**WORK TO BE COMPLETED:** Each line below either holds the string "category" or doesn't. Count those that do and give only the number.
====== MATERIAL FOR THE TASK
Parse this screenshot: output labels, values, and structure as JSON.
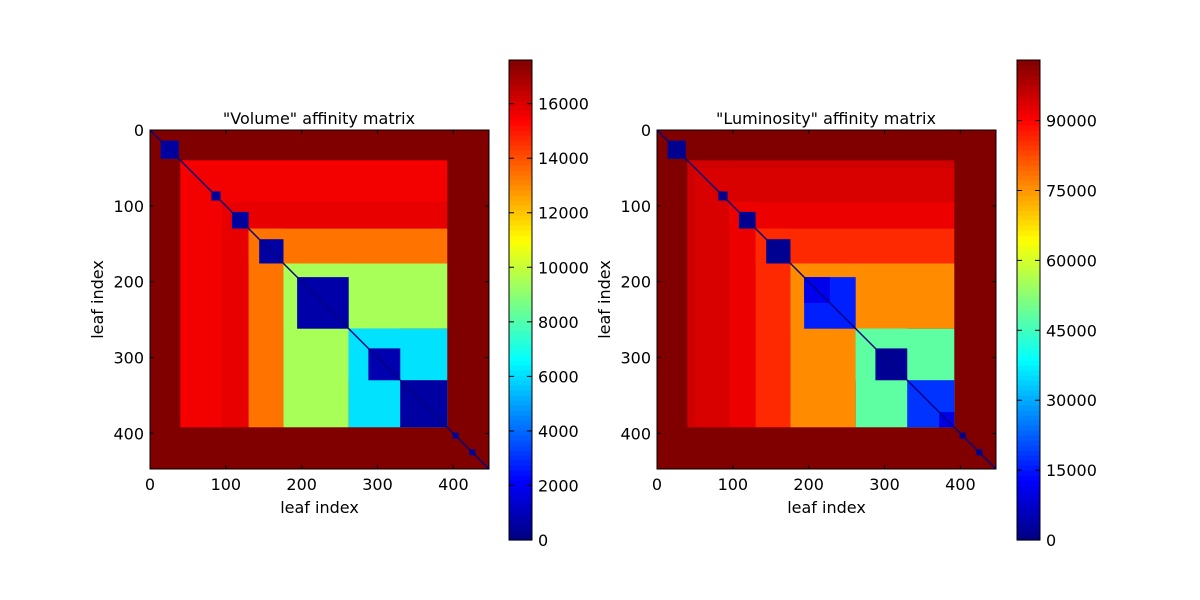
{
  "chart_data": [
    {
      "type": "heatmap",
      "title": "\"Volume\" affinity matrix",
      "xlabel": "leaf index",
      "ylabel": "leaf index",
      "xlim": [
        0,
        447
      ],
      "ylim": [
        447,
        0
      ],
      "x_ticks": [
        0,
        100,
        200,
        300,
        400
      ],
      "y_ticks": [
        0,
        100,
        200,
        300,
        400
      ],
      "colormap": "jet",
      "colorbar": {
        "min": 0,
        "max": 17600,
        "ticks": [
          0,
          2000,
          4000,
          6000,
          8000,
          10000,
          12000,
          14000,
          16000
        ]
      },
      "background_value": 17600,
      "diagonal_value": 0,
      "bands": [
        {
          "start": 40,
          "end": 50,
          "value": 15500
        },
        {
          "start": 50,
          "end": 95,
          "value": 15600
        },
        {
          "start": 95,
          "end": 130,
          "value": 15800
        },
        {
          "start": 130,
          "end": 176,
          "value": 13400
        },
        {
          "start": 176,
          "end": 262,
          "value": 9500
        },
        {
          "start": 262,
          "end": 330,
          "value": 6100
        }
      ],
      "envelope": {
        "start": 40,
        "end": 392
      },
      "blocks": [
        {
          "start": 14,
          "end": 38,
          "value": 600
        },
        {
          "start": 81,
          "end": 93,
          "value": 600
        },
        {
          "start": 108,
          "end": 130,
          "value": 600
        },
        {
          "start": 144,
          "end": 176,
          "value": 600
        },
        {
          "start": 194,
          "end": 262,
          "value": 700
        },
        {
          "start": 262,
          "end": 330,
          "value": 6100
        },
        {
          "start": 288,
          "end": 330,
          "value": 800
        },
        {
          "start": 330,
          "end": 392,
          "value": 600
        },
        {
          "start": 399,
          "end": 407,
          "value": 600
        },
        {
          "start": 421,
          "end": 429,
          "value": 600
        }
      ]
    },
    {
      "type": "heatmap",
      "title": "\"Luminosity\" affinity matrix",
      "xlabel": "leaf index",
      "ylabel": "leaf index",
      "xlim": [
        0,
        447
      ],
      "ylim": [
        447,
        0
      ],
      "x_ticks": [
        0,
        100,
        200,
        300,
        400
      ],
      "y_ticks": [
        0,
        100,
        200,
        300,
        400
      ],
      "colormap": "jet",
      "colorbar": {
        "min": 0,
        "max": 103000,
        "ticks": [
          0,
          15000,
          30000,
          45000,
          60000,
          75000,
          90000
        ]
      },
      "background_value": 103000,
      "diagonal_value": 0,
      "bands": [
        {
          "start": 40,
          "end": 50,
          "value": 95000
        },
        {
          "start": 50,
          "end": 95,
          "value": 94000
        },
        {
          "start": 95,
          "end": 130,
          "value": 92000
        },
        {
          "start": 130,
          "end": 176,
          "value": 86000
        },
        {
          "start": 176,
          "end": 262,
          "value": 76000
        },
        {
          "start": 262,
          "end": 330,
          "value": 48000
        }
      ],
      "envelope": {
        "start": 40,
        "end": 392
      },
      "blocks": [
        {
          "start": 14,
          "end": 38,
          "value": 2000
        },
        {
          "start": 81,
          "end": 93,
          "value": 2000
        },
        {
          "start": 108,
          "end": 130,
          "value": 2000
        },
        {
          "start": 144,
          "end": 176,
          "value": 2000
        },
        {
          "start": 194,
          "end": 262,
          "value": 16000
        },
        {
          "start": 194,
          "end": 228,
          "value": 11000
        },
        {
          "start": 262,
          "end": 330,
          "value": 48000
        },
        {
          "start": 288,
          "end": 330,
          "value": 2000
        },
        {
          "start": 330,
          "end": 392,
          "value": 18000
        },
        {
          "start": 372,
          "end": 392,
          "value": 10000
        },
        {
          "start": 399,
          "end": 407,
          "value": 2000
        },
        {
          "start": 421,
          "end": 429,
          "value": 2000
        }
      ]
    }
  ]
}
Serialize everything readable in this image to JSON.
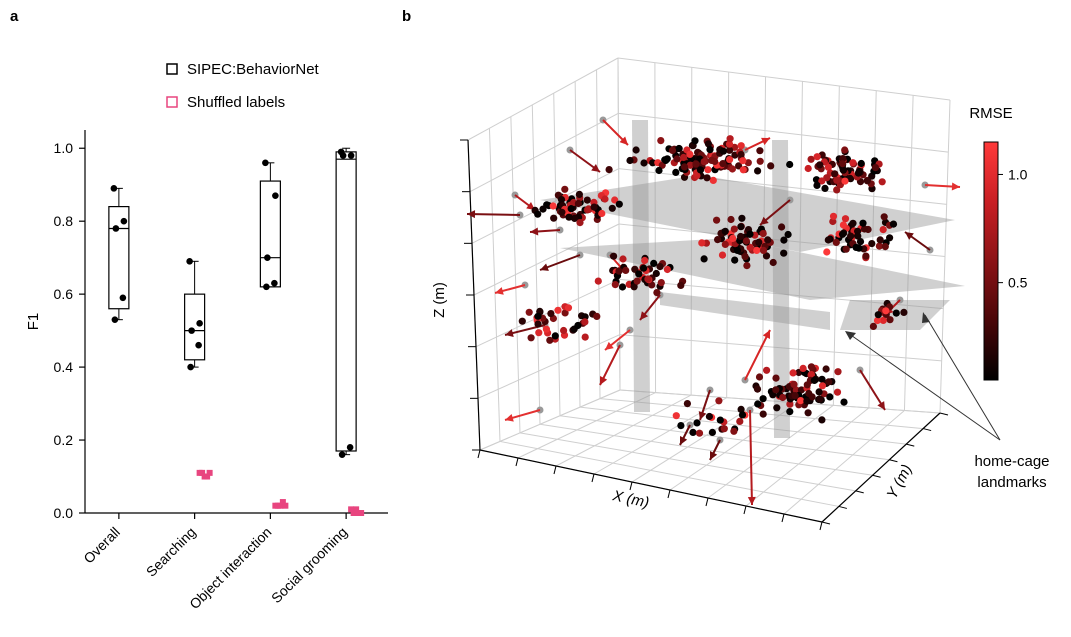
{
  "panels": {
    "a": "a",
    "b": "b"
  },
  "chart_data": [
    {
      "type": "box",
      "panel": "a",
      "ylabel": "F1",
      "ylim": [
        0,
        1.05
      ],
      "yticks": [
        "0.0",
        "0.2",
        "0.4",
        "0.6",
        "0.8",
        "1.0"
      ],
      "yticks_values": [
        0,
        0.2,
        0.4,
        0.6,
        0.8,
        1.0
      ],
      "categories": [
        "Overall",
        "Searching",
        "Object interaction",
        "Social grooming"
      ],
      "legend": [
        {
          "label": "SIPEC:BehaviorNet",
          "color": "#000000"
        },
        {
          "label": "Shuffled labels",
          "color": "#e8457f"
        }
      ],
      "series": [
        {
          "name": "SIPEC:BehaviorNet",
          "boxes": [
            {
              "min": 0.53,
              "q1": 0.56,
              "median": 0.78,
              "q3": 0.84,
              "max": 0.89,
              "points": [
                0.89,
                0.8,
                0.78,
                0.59,
                0.53
              ]
            },
            {
              "min": 0.4,
              "q1": 0.42,
              "median": 0.5,
              "q3": 0.6,
              "max": 0.69,
              "points": [
                0.69,
                0.52,
                0.5,
                0.46,
                0.4
              ]
            },
            {
              "min": 0.62,
              "q1": 0.62,
              "median": 0.7,
              "q3": 0.91,
              "max": 0.96,
              "points": [
                0.96,
                0.87,
                0.7,
                0.63,
                0.62
              ]
            },
            {
              "min": 0.16,
              "q1": 0.17,
              "median": 0.97,
              "q3": 0.99,
              "max": 1.0,
              "points": [
                0.99,
                0.98,
                0.98,
                0.18,
                0.16
              ]
            }
          ]
        },
        {
          "name": "Shuffled labels",
          "values": [
            [],
            [
              0.11,
              0.11,
              0.1,
              0.1,
              0.11
            ],
            [
              0.02,
              0.02,
              0.02,
              0.03,
              0.02
            ],
            [
              0.01,
              0.0,
              0.01,
              0.0,
              0.0
            ]
          ]
        }
      ]
    },
    {
      "type": "scatter3d",
      "panel": "b",
      "xlabel": "X (m)",
      "ylabel": "Y (m)",
      "zlabel": "Z (m)",
      "colorbar": {
        "label": "RMSE",
        "ticks": [
          "1.0",
          "0.5"
        ],
        "tick_values": [
          1.0,
          0.5
        ],
        "range": [
          0.05,
          1.15
        ],
        "colors": [
          "#000000",
          "#4a0608",
          "#8b1316",
          "#c91f24",
          "#ff3a3a"
        ]
      },
      "annotation": "home-cage\nlandmarks",
      "annotation_lines": [
        "home-cage",
        "landmarks"
      ],
      "point_count": 600
    }
  ]
}
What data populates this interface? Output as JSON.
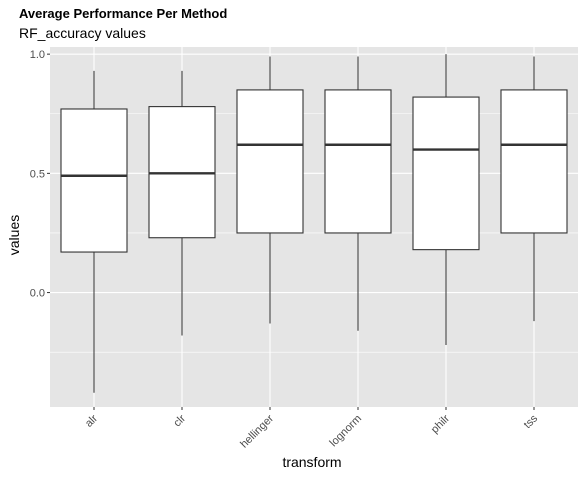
{
  "chart_data": {
    "type": "boxplot",
    "title": "Average Performance Per Method",
    "subtitle": "RF_accuracy values",
    "xlabel": "transform",
    "ylabel": "values",
    "ylim": [
      -0.48,
      1.03
    ],
    "yticks": [
      0.0,
      0.5,
      1.0
    ],
    "ytick_labels": [
      "0.0",
      "0.5",
      "1.0"
    ],
    "grid": true,
    "categories": [
      "alr",
      "clr",
      "hellinger",
      "lognorm",
      "philr",
      "tss"
    ],
    "boxes": [
      {
        "category": "alr",
        "whisker_low": -0.42,
        "q1": 0.17,
        "median": 0.49,
        "q3": 0.77,
        "whisker_high": 0.93
      },
      {
        "category": "clr",
        "whisker_low": -0.18,
        "q1": 0.23,
        "median": 0.5,
        "q3": 0.78,
        "whisker_high": 0.93
      },
      {
        "category": "hellinger",
        "whisker_low": -0.13,
        "q1": 0.25,
        "median": 0.62,
        "q3": 0.85,
        "whisker_high": 0.99
      },
      {
        "category": "lognorm",
        "whisker_low": -0.16,
        "q1": 0.25,
        "median": 0.62,
        "q3": 0.85,
        "whisker_high": 0.99
      },
      {
        "category": "philr",
        "whisker_low": -0.22,
        "q1": 0.18,
        "median": 0.6,
        "q3": 0.82,
        "whisker_high": 1.0
      },
      {
        "category": "tss",
        "whisker_low": -0.12,
        "q1": 0.25,
        "median": 0.62,
        "q3": 0.85,
        "whisker_high": 0.99
      }
    ],
    "colors": {
      "panel_background": "#e5e5e5",
      "grid": "#ffffff",
      "box_fill": "#ffffff",
      "box_line": "#333333",
      "tick_text": "#4d4d4d"
    }
  }
}
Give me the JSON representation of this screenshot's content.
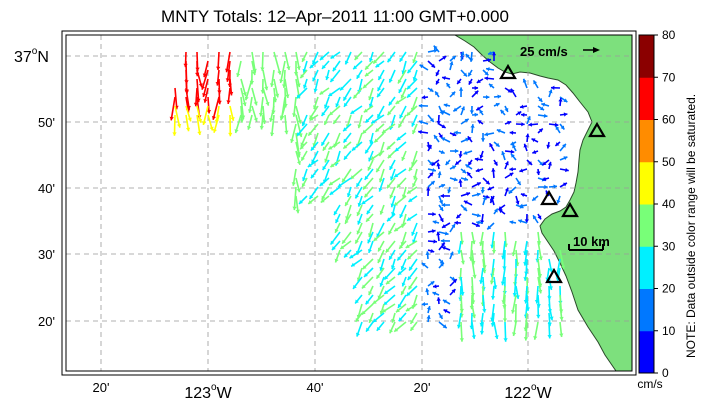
{
  "map": {
    "title": "MNTY Totals: 12–Apr–2011 11:00 GMT+0.000",
    "lat_labels": [
      {
        "deg": "37",
        "min": null,
        "hemi": "N"
      },
      {
        "deg": null,
        "min": "50'",
        "hemi": null
      },
      {
        "deg": null,
        "min": "40'",
        "hemi": null
      },
      {
        "deg": null,
        "min": "30'",
        "hemi": null
      },
      {
        "deg": null,
        "min": "20'",
        "hemi": null
      }
    ],
    "lon_labels": [
      {
        "text": "20'"
      },
      {
        "deg": "123",
        "hemi": "W"
      },
      {
        "text": "40'"
      },
      {
        "text": "20'"
      },
      {
        "deg": "122",
        "hemi": "W"
      }
    ],
    "scale_vector_label": "25 cm/s",
    "scale_bar_label": "10 km",
    "land_color": "#7de07d",
    "ocean_color": "#ffffff",
    "site_marker": "triangle-icon"
  },
  "colorbar": {
    "ticks": [
      "0",
      "10",
      "20",
      "30",
      "40",
      "50",
      "60",
      "70",
      "80"
    ],
    "colors": [
      "#0000ff",
      "#0078ff",
      "#00f0ff",
      "#78ff78",
      "#ffff00",
      "#ff8c00",
      "#ff0000",
      "#8b0000"
    ],
    "unit": "cm/s",
    "note": "NOTE: Data outside color range will be saturated."
  }
}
============
**IN RESPONSE:** 6